Write out each line from the data below that includes the word "Munich".
# # #
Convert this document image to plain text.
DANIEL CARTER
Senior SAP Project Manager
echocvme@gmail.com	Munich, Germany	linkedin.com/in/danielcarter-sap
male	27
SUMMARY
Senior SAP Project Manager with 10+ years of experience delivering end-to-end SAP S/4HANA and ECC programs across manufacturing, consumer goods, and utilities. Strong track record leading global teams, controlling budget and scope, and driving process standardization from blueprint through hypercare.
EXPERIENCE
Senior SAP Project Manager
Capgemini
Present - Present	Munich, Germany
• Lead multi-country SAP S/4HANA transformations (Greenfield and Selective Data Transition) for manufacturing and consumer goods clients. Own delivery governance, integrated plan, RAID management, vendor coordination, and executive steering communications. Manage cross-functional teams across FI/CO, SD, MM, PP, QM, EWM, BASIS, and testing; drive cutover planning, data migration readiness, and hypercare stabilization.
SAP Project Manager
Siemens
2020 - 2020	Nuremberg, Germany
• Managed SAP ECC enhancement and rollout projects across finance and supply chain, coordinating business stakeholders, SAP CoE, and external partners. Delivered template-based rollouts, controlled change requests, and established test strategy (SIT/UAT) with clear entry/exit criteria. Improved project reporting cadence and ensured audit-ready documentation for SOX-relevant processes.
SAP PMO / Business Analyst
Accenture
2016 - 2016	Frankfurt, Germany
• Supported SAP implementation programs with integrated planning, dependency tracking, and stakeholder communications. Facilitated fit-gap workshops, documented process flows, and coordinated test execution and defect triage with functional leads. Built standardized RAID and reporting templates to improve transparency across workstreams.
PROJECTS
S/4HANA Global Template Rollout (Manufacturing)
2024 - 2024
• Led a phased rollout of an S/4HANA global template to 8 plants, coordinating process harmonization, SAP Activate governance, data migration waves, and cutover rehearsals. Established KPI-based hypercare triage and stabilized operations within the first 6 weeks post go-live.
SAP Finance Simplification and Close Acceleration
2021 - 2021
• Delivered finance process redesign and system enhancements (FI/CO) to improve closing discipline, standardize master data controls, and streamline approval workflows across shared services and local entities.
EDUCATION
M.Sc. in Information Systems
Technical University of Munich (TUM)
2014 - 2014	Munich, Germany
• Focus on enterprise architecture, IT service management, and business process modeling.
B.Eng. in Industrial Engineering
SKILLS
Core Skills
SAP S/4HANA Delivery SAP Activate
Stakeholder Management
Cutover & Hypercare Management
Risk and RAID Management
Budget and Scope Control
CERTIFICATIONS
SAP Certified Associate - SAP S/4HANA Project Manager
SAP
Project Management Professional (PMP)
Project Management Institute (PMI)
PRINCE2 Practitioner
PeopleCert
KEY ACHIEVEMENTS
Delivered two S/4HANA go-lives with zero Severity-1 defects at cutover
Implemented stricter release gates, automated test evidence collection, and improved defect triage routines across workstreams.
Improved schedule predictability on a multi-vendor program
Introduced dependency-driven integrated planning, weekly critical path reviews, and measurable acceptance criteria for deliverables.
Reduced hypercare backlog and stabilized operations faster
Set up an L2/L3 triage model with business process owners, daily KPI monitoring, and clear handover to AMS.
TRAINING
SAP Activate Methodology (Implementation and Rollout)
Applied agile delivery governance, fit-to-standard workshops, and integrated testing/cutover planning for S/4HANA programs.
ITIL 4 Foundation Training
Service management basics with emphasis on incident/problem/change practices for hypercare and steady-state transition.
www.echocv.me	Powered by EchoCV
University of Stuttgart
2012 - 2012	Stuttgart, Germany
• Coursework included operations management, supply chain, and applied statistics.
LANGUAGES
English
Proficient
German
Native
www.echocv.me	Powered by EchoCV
# # #
**Correct output:**
echocvme@gmail.com	Munich, Germany	linkedin.com/in/danielcarter-sap
Present - Present	Munich, Germany
Technical University of Munich (TUM)
2014 - 2014	Munich, Germany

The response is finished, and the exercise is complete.